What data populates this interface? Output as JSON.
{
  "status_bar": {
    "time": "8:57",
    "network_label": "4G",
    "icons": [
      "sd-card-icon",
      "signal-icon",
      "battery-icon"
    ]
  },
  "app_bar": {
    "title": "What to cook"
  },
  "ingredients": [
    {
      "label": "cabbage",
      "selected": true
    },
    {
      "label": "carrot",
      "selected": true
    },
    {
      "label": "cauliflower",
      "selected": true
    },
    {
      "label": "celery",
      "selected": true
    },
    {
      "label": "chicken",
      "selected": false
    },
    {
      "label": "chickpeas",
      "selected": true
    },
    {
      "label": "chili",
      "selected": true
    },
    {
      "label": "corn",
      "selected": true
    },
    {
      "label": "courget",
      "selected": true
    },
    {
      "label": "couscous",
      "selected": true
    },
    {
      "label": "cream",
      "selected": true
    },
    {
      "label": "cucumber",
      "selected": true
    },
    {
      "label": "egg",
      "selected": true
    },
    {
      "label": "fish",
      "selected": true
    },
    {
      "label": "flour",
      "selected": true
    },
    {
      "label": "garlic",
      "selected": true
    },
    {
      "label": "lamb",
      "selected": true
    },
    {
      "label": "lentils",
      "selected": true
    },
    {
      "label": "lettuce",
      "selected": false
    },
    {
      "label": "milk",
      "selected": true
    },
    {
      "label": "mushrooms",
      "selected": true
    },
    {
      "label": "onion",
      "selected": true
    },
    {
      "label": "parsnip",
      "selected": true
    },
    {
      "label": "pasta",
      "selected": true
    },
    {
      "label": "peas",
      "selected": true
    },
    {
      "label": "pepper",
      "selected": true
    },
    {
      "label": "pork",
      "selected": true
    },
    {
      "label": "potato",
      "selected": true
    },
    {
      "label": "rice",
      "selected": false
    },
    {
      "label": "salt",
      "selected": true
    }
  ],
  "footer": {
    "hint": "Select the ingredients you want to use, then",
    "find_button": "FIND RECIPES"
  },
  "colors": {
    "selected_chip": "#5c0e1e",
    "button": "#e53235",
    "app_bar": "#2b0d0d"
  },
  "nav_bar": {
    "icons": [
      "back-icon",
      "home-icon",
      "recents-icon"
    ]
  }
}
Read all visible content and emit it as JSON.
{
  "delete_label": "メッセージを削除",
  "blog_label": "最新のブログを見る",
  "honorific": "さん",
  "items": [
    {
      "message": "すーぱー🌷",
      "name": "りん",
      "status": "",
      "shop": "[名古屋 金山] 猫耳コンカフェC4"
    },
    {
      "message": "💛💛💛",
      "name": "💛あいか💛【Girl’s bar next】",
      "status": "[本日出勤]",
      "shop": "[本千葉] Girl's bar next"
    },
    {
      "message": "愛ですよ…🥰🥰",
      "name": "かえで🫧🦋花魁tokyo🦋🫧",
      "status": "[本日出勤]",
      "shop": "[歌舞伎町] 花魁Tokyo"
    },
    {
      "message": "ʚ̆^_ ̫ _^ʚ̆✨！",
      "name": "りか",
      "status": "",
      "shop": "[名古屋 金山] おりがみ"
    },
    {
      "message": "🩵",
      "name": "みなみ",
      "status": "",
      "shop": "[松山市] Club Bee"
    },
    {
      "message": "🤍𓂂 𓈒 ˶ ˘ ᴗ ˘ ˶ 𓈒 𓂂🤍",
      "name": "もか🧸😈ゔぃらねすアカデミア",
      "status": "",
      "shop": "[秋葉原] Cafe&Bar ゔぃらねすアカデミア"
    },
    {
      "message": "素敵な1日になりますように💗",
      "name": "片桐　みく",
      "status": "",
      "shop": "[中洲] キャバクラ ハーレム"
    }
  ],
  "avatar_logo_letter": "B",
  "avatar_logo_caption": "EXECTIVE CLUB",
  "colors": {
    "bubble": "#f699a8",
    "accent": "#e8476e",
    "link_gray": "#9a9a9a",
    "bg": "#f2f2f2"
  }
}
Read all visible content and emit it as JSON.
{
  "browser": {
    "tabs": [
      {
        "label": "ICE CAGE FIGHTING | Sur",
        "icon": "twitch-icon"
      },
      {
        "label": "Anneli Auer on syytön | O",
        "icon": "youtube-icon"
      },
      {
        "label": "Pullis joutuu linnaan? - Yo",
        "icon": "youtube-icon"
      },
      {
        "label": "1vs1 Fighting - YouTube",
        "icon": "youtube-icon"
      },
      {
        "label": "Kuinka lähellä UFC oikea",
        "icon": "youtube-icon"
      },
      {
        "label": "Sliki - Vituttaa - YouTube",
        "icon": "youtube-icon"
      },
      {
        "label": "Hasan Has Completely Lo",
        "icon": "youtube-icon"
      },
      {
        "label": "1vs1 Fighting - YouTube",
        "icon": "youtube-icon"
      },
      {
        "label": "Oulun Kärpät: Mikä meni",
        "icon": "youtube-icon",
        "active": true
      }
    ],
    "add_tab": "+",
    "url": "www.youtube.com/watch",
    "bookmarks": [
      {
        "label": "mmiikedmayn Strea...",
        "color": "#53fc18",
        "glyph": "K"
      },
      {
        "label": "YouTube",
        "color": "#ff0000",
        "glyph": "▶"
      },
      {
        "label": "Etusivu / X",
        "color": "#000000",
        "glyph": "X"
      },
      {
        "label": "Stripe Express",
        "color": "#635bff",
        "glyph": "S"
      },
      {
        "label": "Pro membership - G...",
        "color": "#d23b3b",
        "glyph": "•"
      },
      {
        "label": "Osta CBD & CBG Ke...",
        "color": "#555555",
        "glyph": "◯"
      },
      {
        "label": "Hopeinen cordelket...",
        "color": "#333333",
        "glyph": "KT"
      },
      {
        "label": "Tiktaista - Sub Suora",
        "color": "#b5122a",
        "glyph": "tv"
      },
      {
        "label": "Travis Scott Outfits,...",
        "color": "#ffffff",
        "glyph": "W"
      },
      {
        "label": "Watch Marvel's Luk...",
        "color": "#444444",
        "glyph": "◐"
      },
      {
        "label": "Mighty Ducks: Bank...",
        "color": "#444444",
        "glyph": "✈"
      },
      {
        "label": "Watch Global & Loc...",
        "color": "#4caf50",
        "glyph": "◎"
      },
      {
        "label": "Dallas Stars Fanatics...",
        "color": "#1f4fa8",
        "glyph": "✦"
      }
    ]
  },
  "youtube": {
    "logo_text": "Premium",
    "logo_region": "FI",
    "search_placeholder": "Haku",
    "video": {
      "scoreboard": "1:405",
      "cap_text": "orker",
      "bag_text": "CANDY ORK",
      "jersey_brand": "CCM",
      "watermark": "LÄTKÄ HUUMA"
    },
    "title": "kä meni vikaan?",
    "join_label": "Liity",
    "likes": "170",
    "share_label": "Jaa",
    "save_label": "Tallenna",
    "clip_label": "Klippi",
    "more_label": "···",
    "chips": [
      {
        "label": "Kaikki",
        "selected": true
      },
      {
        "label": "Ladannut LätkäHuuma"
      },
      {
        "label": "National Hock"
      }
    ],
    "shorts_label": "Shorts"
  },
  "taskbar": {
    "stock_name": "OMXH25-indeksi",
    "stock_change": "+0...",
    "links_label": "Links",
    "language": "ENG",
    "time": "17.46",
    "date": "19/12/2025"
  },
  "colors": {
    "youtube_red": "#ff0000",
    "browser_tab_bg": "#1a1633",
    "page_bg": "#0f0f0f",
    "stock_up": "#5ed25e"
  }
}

....................

Retype the listing exactly, in full.

SOLUTION FOR THIS TASK ->
What data populates this interface? Output as JSON.
{
  "status_bar": {
    "time": "8:57",
    "network_label": "4G",
    "icons": [
      "sd-card-icon",
      "signal-icon",
      "battery-icon"
    ]
  },
  "app_bar": {
    "title": "What to cook"
  },
  "ingredients": [
    {
      "label": "cabbage",
      "selected": true
    },
    {
      "label": "carrot",
      "selected": true
    },
    {
      "label": "cauliflower",
      "selected": true
    },
    {
      "label": "celery",
      "selected": true
    },
    {
      "label": "chicken",
      "selected": false
    },
    {
      "label": "chickpeas",
      "selected": true
    },
    {
      "label": "chili",
      "selected": true
    },
    {
      "label": "corn",
      "selected": true
    },
    {
      "label": "courget",
      "selected": true
    },
    {
      "label": "couscous",
      "selected": true
    },
    {
      "label": "cream",
      "selected": true
    },
    {
      "label": "cucumber",
      "selected": true
    },
    {
      "label": "egg",
      "selected": true
    },
    {
      "label": "fish",
      "selected": true
    },
    {
      "label": "flour",
      "selected": true
    },
    {
      "label": "garlic",
      "selected": true
    },
    {
      "label": "lamb",
      "selected": true
    },
    {
      "label": "lentils",
      "selected": true
    },
    {
      "label": "lettuce",
      "selected": false
    },
    {
      "label": "milk",
      "selected": true
    },
    {
      "label": "mushrooms",
      "selected": true
    },
    {
      "label": "onion",
      "selected": true
    },
    {
      "label": "parsnip",
      "selected": true
    },
    {
      "label": "pasta",
      "selected": true
    },
    {
      "label": "peas",
      "selected": true
    },
    {
      "label": "pepper",
      "selected": true
    },
    {
      "label": "pork",
      "selected": true
    },
    {
      "label": "potato",
      "selected": true
    },
    {
      "label": "rice",
      "selected": false
    },
    {
      "label": "salt",
      "selected": true
    }
  ],
  "footer": {
    "hint": "Select the ingredients you want to use, then",
    "find_button": "FIND RECIPES"
  },
  "colors": {
    "selected_chip": "#5c0e1e",
    "button": "#e53235",
    "app_bar": "#2b0d0d"
  },
  "nav_bar": {
    "icons": [
      "back-icon",
      "home-icon",
      "recents-icon"
    ]
  }
}
Read all visible content and emit it as JSON.
{
  "delete_label": "メッセージを削除",
  "blog_label": "最新のブログを見る",
  "honorific": "さん",
  "items": [
    {
      "message": "すーぱー🌷",
      "name": "りん",
      "status": "",
      "shop": "[名古屋 金山] 猫耳コンカフェC4"
    },
    {
      "message": "💛💛💛",
      "name": "💛あいか💛【Girl’s bar next】",
      "status": "[本日出勤]",
      "shop": "[本千葉] Girl's bar next"
    },
    {
      "message": "愛ですよ…🥰🥰",
      "name": "かえで🫧🦋花魁tokyo🦋🫧",
      "status": "[本日出勤]",
      "shop": "[歌舞伎町] 花魁Tokyo"
    },
    {
      "message": "ʚ̆^_ ̫ _^ʚ̆✨！",
      "name": "りか",
      "status": "",
      "shop": "[名古屋 金山] おりがみ"
    },
    {
      "message": "🩵",
      "name": "みなみ",
      "status": "",
      "shop": "[松山市] Club Bee"
    },
    {
      "message": "🤍𓂂 𓈒 ˶ ˘ ᴗ ˘ ˶ 𓈒 𓂂🤍",
      "name": "もか🧸😈ゔぃらねすアカデミア",
      "status": "",
      "shop": "[秋葉原] Cafe&Bar ゔぃらねすアカデミア"
    },
    {
      "message": "素敵な1日になりますように💗",
      "name": "片桐　みく",
      "status": "",
      "shop": "[中洲] キャバクラ ハーレム"
    }
  ],
  "avatar_logo_letter": "B",
  "avatar_logo_caption": "EXECTIVE CLUB",
  "colors": {
    "bubble": "#f699a8",
    "accent": "#e8476e",
    "link_gray": "#9a9a9a",
    "bg": "#f2f2f2"
  }
}
Read all visible content and emit it as JSON.
{
  "browser": {
    "tabs": [
      {
        "label": "ICE CAGE FIGHTING | Sur",
        "icon": "twitch-icon"
      },
      {
        "label": "Anneli Auer on syytön | O",
        "icon": "youtube-icon"
      },
      {
        "label": "Pullis joutuu linnaan? - Yo",
        "icon": "youtube-icon"
      },
      {
        "label": "1vs1 Fighting - YouTube",
        "icon": "youtube-icon"
      },
      {
        "label": "Kuinka lähellä UFC oikea",
        "icon": "youtube-icon"
      },
      {
        "label": "Sliki - Vituttaa - YouTube",
        "icon": "youtube-icon"
      },
      {
        "label": "Hasan Has Completely Lo",
        "icon": "youtube-icon"
      },
      {
        "label": "1vs1 Fighting - YouTube",
        "icon": "youtube-icon"
      },
      {
        "label": "Oulun Kärpät: Mikä meni",
        "icon": "youtube-icon",
        "active": true
      }
    ],
    "add_tab": "+",
    "url": "www.youtube.com/watch",
    "bookmarks": [
      {
        "label": "mmiikedmayn Strea...",
        "color": "#53fc18",
        "glyph": "K"
      },
      {
        "label": "YouTube",
        "color": "#ff0000",
        "glyph": "▶"
      },
      {
        "label": "Etusivu / X",
        "color": "#000000",
        "glyph": "X"
      },
      {
        "label": "Stripe Express",
        "color": "#635bff",
        "glyph": "S"
      },
      {
        "label": "Pro membership - G...",
        "color": "#d23b3b",
        "glyph": "•"
      },
      {
        "label": "Osta CBD & CBG Ke...",
        "color": "#555555",
        "glyph": "◯"
      },
      {
        "label": "Hopeinen cordelket...",
        "color": "#333333",
        "glyph": "KT"
      },
      {
        "label": "Tiktaista - Sub Suora",
        "color": "#b5122a",
        "glyph": "tv"
      },
      {
        "label": "Travis Scott Outfits,...",
        "color": "#ffffff",
        "glyph": "W"
      },
      {
        "label": "Watch Marvel's Luk...",
        "color": "#444444",
        "glyph": "◐"
      },
      {
        "label": "Mighty Ducks: Bank...",
        "color": "#444444",
        "glyph": "✈"
      },
      {
        "label": "Watch Global & Loc...",
        "color": "#4caf50",
        "glyph": "◎"
      },
      {
        "label": "Dallas Stars Fanatics...",
        "color": "#1f4fa8",
        "glyph": "✦"
      }
    ]
  },
  "youtube": {
    "logo_text": "Premium",
    "logo_region": "FI",
    "search_placeholder": "Haku",
    "video": {
      "scoreboard": "1:405",
      "cap_text": "orker",
      "bag_text": "CANDY ORK",
      "jersey_brand": "CCM",
      "watermark": "LÄTKÄ HUUMA"
    },
    "title": "kä meni vikaan?",
    "join_label": "Liity",
    "likes": "170",
    "share_label": "Jaa",
    "save_label": "Tallenna",
    "clip_label": "Klippi",
    "more_label": "···",
    "chips": [
      {
        "label": "Kaikki",
        "selected": true
      },
      {
        "label": "Ladannut LätkäHuuma"
      },
      {
        "label": "National Hock"
      }
    ],
    "shorts_label": "Shorts"
  },
  "taskbar": {
    "stock_name": "OMXH25-indeksi",
    "stock_change": "+0...",
    "links_label": "Links",
    "language": "ENG",
    "time": "17.46",
    "date": "19/12/2025"
  },
  "colors": {
    "youtube_red": "#ff0000",
    "browser_tab_bg": "#1a1633",
    "page_bg": "#0f0f0f",
    "stock_up": "#5ed25e"
  }
}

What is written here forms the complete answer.